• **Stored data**

========================================

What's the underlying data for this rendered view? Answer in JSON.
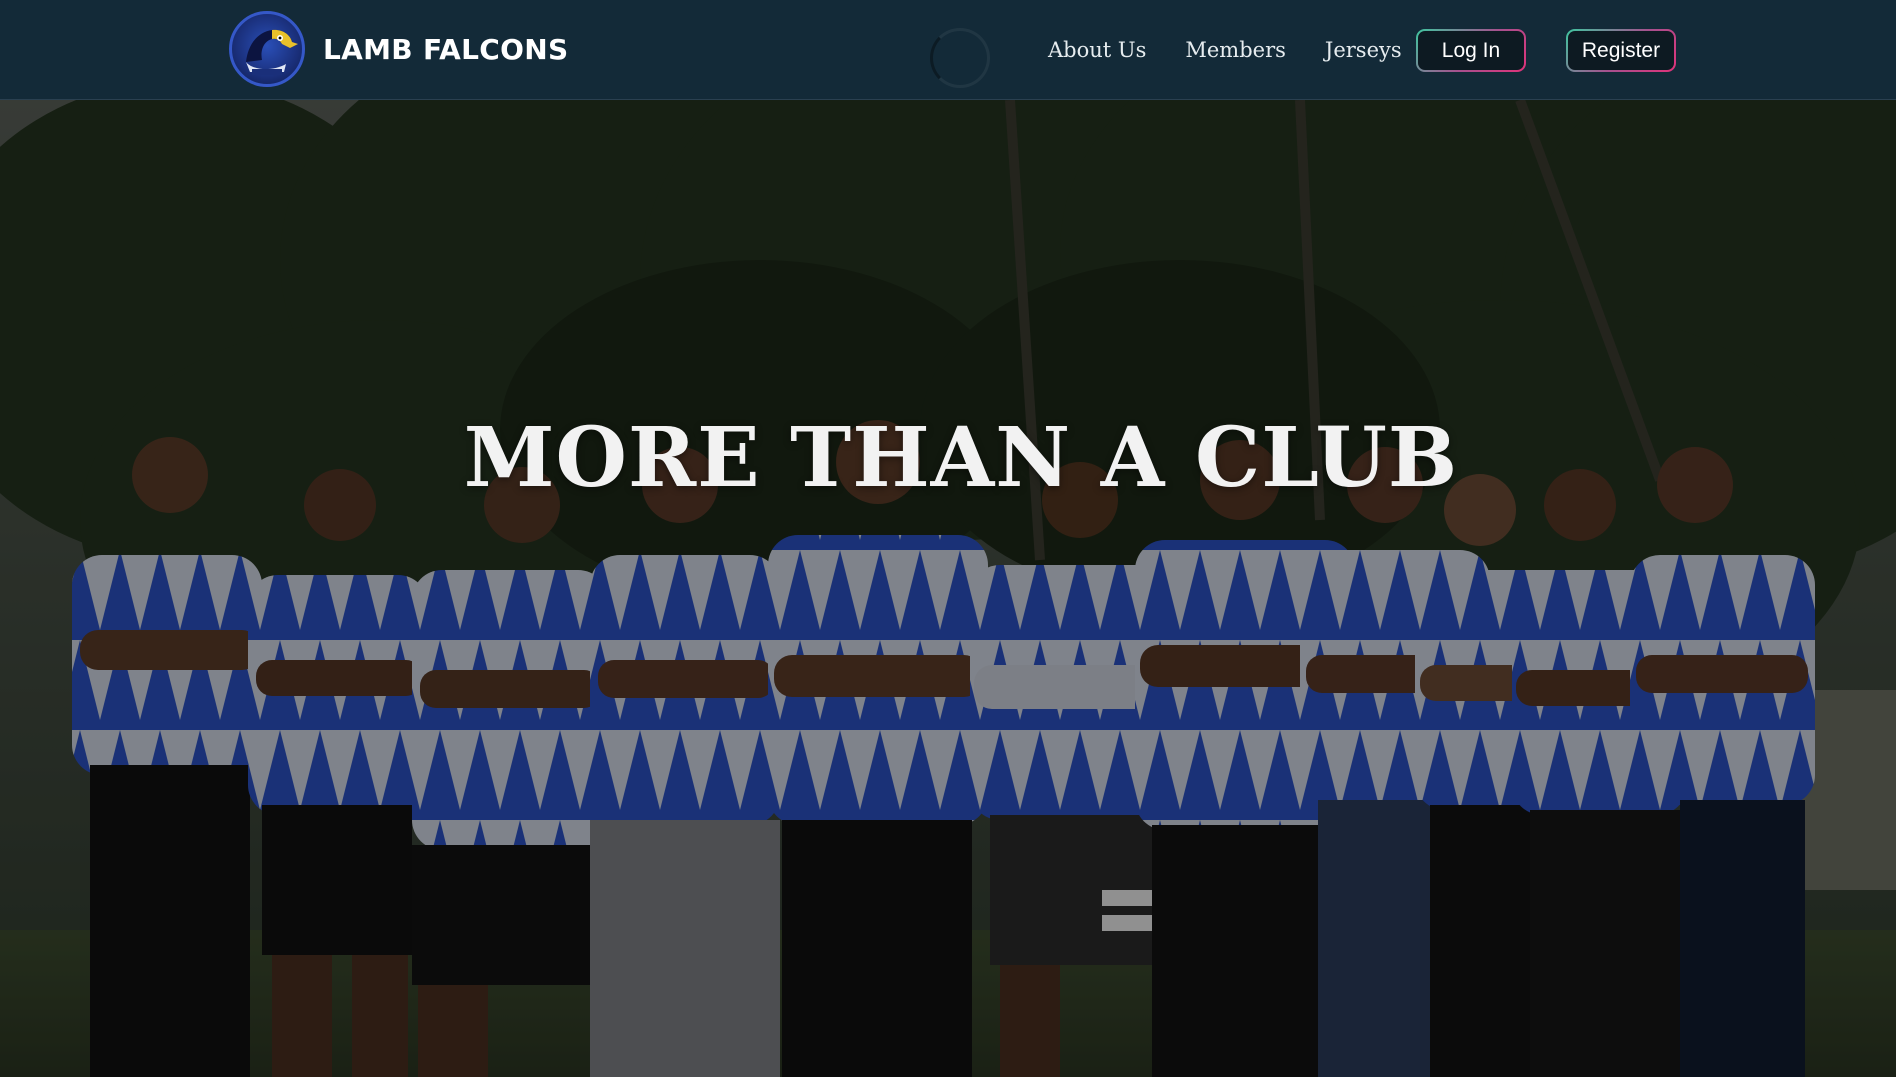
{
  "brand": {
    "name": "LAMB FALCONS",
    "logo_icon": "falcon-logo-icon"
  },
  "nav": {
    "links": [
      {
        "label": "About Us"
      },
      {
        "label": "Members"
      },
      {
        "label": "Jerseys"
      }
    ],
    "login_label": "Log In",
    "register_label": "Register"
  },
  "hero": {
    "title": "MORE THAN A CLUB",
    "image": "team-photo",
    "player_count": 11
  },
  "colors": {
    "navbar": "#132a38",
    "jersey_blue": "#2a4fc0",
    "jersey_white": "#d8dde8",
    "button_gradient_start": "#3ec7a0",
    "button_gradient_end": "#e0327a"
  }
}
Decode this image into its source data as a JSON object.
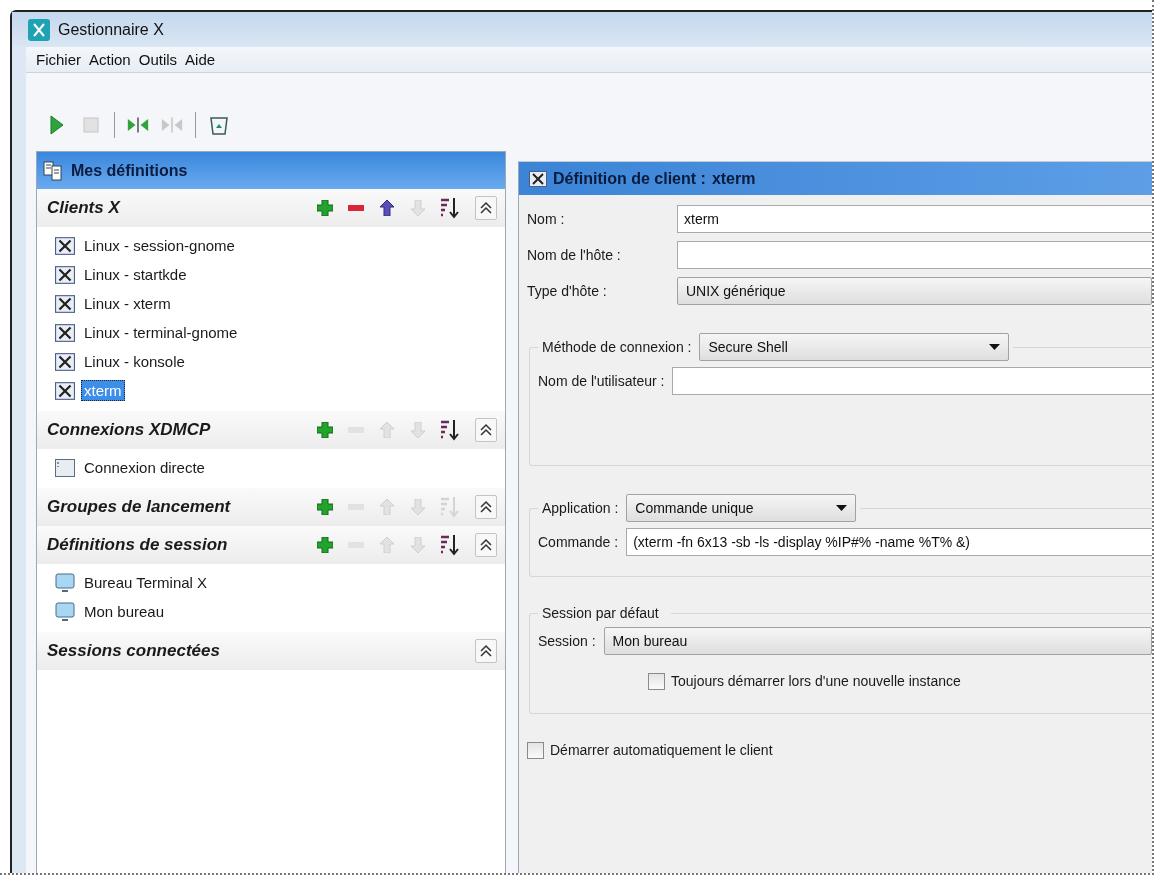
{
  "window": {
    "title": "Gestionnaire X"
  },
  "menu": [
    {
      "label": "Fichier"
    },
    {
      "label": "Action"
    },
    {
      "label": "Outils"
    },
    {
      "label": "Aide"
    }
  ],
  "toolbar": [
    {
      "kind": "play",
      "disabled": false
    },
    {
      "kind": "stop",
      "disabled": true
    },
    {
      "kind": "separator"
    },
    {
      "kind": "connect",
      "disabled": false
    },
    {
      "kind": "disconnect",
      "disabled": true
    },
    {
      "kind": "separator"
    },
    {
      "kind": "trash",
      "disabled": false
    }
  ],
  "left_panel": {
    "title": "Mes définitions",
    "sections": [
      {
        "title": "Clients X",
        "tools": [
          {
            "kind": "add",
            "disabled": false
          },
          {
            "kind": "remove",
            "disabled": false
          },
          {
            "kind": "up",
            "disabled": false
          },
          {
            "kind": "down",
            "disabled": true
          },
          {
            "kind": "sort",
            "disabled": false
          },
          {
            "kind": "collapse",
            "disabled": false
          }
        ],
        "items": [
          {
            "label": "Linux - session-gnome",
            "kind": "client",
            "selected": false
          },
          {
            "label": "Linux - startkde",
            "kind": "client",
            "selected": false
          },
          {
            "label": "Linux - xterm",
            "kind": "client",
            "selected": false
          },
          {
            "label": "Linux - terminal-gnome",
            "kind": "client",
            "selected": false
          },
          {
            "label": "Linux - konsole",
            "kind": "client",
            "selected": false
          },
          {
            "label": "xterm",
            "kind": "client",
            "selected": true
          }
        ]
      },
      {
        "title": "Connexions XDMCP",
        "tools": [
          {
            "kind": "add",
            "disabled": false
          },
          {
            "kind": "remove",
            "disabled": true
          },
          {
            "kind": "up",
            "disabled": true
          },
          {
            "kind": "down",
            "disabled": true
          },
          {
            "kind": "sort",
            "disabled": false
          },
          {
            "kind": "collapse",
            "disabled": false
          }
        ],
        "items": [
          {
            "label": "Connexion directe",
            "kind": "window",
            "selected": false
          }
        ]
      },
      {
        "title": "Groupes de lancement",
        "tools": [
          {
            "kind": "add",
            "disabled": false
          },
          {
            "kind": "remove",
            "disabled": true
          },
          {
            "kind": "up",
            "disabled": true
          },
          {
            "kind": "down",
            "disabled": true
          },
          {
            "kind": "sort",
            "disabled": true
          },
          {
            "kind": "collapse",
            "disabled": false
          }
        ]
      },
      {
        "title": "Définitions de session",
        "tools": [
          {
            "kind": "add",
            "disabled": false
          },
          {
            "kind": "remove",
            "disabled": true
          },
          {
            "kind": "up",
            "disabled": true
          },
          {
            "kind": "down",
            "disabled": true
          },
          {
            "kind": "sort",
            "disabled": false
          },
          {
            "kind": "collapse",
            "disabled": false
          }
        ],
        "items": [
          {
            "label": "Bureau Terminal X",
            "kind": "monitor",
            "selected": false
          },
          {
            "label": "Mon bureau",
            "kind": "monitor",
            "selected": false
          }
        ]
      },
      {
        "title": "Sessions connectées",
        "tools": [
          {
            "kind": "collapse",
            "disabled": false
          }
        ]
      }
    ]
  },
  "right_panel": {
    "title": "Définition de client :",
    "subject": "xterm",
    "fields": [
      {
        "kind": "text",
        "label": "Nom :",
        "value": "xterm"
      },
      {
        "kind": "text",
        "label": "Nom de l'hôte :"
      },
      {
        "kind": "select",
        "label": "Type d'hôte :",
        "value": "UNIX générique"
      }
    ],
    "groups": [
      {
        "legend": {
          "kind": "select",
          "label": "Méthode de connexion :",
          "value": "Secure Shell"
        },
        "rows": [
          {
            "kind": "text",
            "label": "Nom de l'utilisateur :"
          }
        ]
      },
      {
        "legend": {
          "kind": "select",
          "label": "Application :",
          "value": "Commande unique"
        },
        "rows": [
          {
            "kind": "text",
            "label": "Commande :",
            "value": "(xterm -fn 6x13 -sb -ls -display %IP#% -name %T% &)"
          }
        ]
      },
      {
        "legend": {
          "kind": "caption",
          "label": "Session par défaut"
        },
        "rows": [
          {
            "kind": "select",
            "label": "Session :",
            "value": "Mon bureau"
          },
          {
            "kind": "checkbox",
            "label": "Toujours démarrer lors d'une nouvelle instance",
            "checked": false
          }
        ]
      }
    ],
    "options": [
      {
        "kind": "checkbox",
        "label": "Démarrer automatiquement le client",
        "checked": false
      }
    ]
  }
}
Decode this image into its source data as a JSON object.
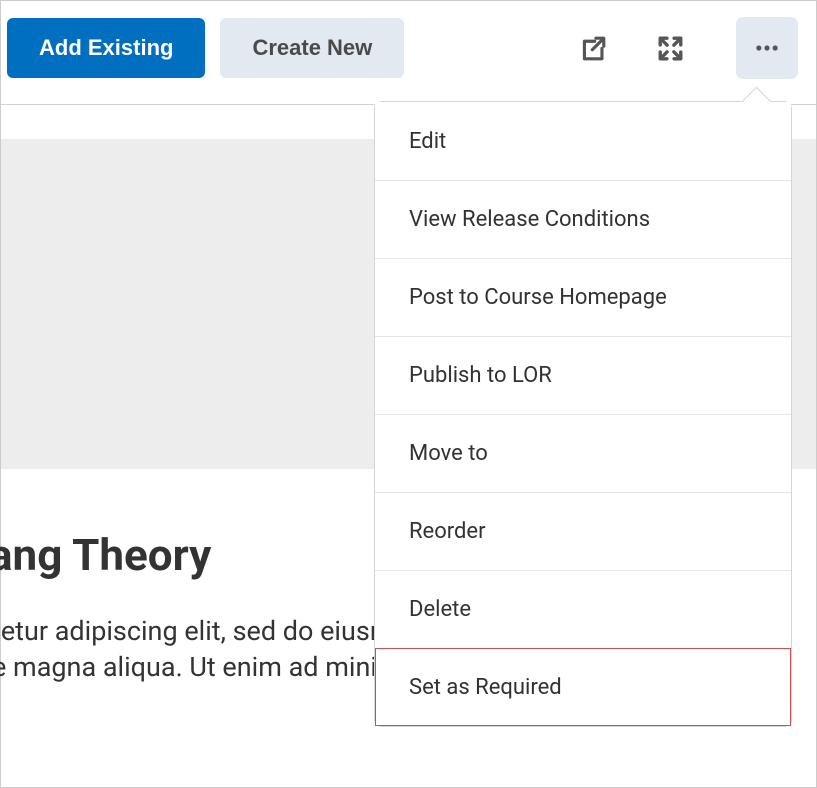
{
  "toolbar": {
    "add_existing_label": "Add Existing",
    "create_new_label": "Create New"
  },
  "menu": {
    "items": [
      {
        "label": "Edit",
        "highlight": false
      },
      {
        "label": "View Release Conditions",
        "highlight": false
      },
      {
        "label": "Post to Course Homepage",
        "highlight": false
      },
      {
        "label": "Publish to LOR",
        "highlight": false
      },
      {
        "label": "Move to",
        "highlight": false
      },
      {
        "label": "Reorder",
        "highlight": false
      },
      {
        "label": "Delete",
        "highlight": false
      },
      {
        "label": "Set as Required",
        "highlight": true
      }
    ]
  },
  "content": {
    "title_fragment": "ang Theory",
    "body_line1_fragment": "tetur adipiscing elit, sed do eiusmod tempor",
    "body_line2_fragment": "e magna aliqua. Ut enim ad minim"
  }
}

========================================

• **Exercise**
Write out the listing above exactly as it stands, pictures excluded.

• **Response to the exercise**
What's the underlying data for this rendered view? Answer in JSON.
{
  "brand": {
    "name": "LAMB FALCONS",
    "logo_icon": "falcon-logo-icon"
  },
  "nav": {
    "links": [
      {
        "label": "About Us"
      },
      {
        "label": "Members"
      },
      {
        "label": "Jerseys"
      }
    ],
    "login_label": "Log In",
    "register_label": "Register"
  },
  "hero": {
    "title": "MORE THAN A CLUB",
    "image": "team-photo",
    "player_count": 11
  },
  "colors": {
    "navbar": "#132a38",
    "jersey_blue": "#2a4fc0",
    "jersey_white": "#d8dde8",
    "button_gradient_start": "#3ec7a0",
    "button_gradient_end": "#e0327a"
  }
}
Decode this image into its source data as a JSON object.
{
  "window": {
    "title": "Gestionnaire X"
  },
  "menu": [
    {
      "label": "Fichier"
    },
    {
      "label": "Action"
    },
    {
      "label": "Outils"
    },
    {
      "label": "Aide"
    }
  ],
  "toolbar": [
    {
      "kind": "play",
      "disabled": false
    },
    {
      "kind": "stop",
      "disabled": true
    },
    {
      "kind": "separator"
    },
    {
      "kind": "connect",
      "disabled": false
    },
    {
      "kind": "disconnect",
      "disabled": true
    },
    {
      "kind": "separator"
    },
    {
      "kind": "trash",
      "disabled": false
    }
  ],
  "left_panel": {
    "title": "Mes définitions",
    "sections": [
      {
        "title": "Clients X",
        "tools": [
          {
            "kind": "add",
            "disabled": false
          },
          {
            "kind": "remove",
            "disabled": false
          },
          {
            "kind": "up",
            "disabled": false
          },
          {
            "kind": "down",
            "disabled": true
          },
          {
            "kind": "sort",
            "disabled": false
          },
          {
            "kind": "collapse",
            "disabled": false
          }
        ],
        "items": [
          {
            "label": "Linux - session-gnome",
            "kind": "client",
            "selected": false
          },
          {
            "label": "Linux - startkde",
            "kind": "client",
            "selected": false
          },
          {
            "label": "Linux - xterm",
            "kind": "client",
            "selected": false
          },
          {
            "label": "Linux - terminal-gnome",
            "kind": "client",
            "selected": false
          },
          {
            "label": "Linux - konsole",
            "kind": "client",
            "selected": false
          },
          {
            "label": "xterm",
            "kind": "client",
            "selected": true
          }
        ]
      },
      {
        "title": "Connexions XDMCP",
        "tools": [
          {
            "kind": "add",
            "disabled": false
          },
          {
            "kind": "remove",
            "disabled": true
          },
          {
            "kind": "up",
            "disabled": true
          },
          {
            "kind": "down",
            "disabled": true
          },
          {
            "kind": "sort",
            "disabled": false
          },
          {
            "kind": "collapse",
            "disabled": false
          }
        ],
        "items": [
          {
            "label": "Connexion directe",
            "kind": "window",
            "selected": false
          }
        ]
      },
      {
        "title": "Groupes de lancement",
        "tools": [
          {
            "kind": "add",
            "disabled": false
          },
          {
            "kind": "remove",
            "disabled": true
          },
          {
            "kind": "up",
            "disabled": true
          },
          {
            "kind": "down",
            "disabled": true
          },
          {
            "kind": "sort",
            "disabled": true
          },
          {
            "kind": "collapse",
            "disabled": false
          }
        ]
      },
      {
        "title": "Définitions de session",
        "tools": [
          {
            "kind": "add",
            "disabled": false
          },
          {
            "kind": "remove",
            "disabled": true
          },
          {
            "kind": "up",
            "disabled": true
          },
          {
            "kind": "down",
            "disabled": true
          },
          {
            "kind": "sort",
            "disabled": false
          },
          {
            "kind": "collapse",
            "disabled": false
          }
        ],
        "items": [
          {
            "label": "Bureau Terminal X",
            "kind": "monitor",
            "selected": false
          },
          {
            "label": "Mon bureau",
            "kind": "monitor",
            "selected": false
          }
        ]
      },
      {
        "title": "Sessions connectées",
        "tools": [
          {
            "kind": "collapse",
            "disabled": false
          }
        ]
      }
    ]
  },
  "right_panel": {
    "title": "Définition de client :",
    "subject": "xterm",
    "fields": [
      {
        "kind": "text",
        "label": "Nom :",
        "value": "xterm"
      },
      {
        "kind": "text",
        "label": "Nom de l'hôte :"
      },
      {
        "kind": "select",
        "label": "Type d'hôte :",
        "value": "UNIX générique"
      }
    ],
    "groups": [
      {
        "legend": {
          "kind": "select",
          "label": "Méthode de connexion :",
          "value": "Secure Shell"
        },
        "rows": [
          {
            "kind": "text",
            "label": "Nom de l'utilisateur :"
          }
        ]
      },
      {
        "legend": {
          "kind": "select",
          "label": "Application :",
          "value": "Commande unique"
        },
        "rows": [
          {
            "kind": "text",
            "label": "Commande :",
            "value": "(xterm -fn 6x13 -sb -ls -display %IP#% -name %T% &)"
          }
        ]
      },
      {
        "legend": {
          "kind": "caption",
          "label": "Session par défaut"
        },
        "rows": [
          {
            "kind": "select",
            "label": "Session :",
            "value": "Mon bureau"
          },
          {
            "kind": "checkbox",
            "label": "Toujours démarrer lors d'une nouvelle instance",
            "checked": false
          }
        ]
      }
    ],
    "options": [
      {
        "kind": "checkbox",
        "label": "Démarrer automatiquement le client",
        "checked": false
      }
    ]
  }
}
Decode this image into its source data as a JSON object.
{
  "toolbar": {
    "add_existing_label": "Add Existing",
    "create_new_label": "Create New"
  },
  "menu": {
    "items": [
      {
        "label": "Edit",
        "highlight": false
      },
      {
        "label": "View Release Conditions",
        "highlight": false
      },
      {
        "label": "Post to Course Homepage",
        "highlight": false
      },
      {
        "label": "Publish to LOR",
        "highlight": false
      },
      {
        "label": "Move to",
        "highlight": false
      },
      {
        "label": "Reorder",
        "highlight": false
      },
      {
        "label": "Delete",
        "highlight": false
      },
      {
        "label": "Set as Required",
        "highlight": true
      }
    ]
  },
  "content": {
    "title_fragment": "ang Theory",
    "body_line1_fragment": "tetur adipiscing elit, sed do eiusmod tempor",
    "body_line2_fragment": "e magna aliqua. Ut enim ad minim"
  }
}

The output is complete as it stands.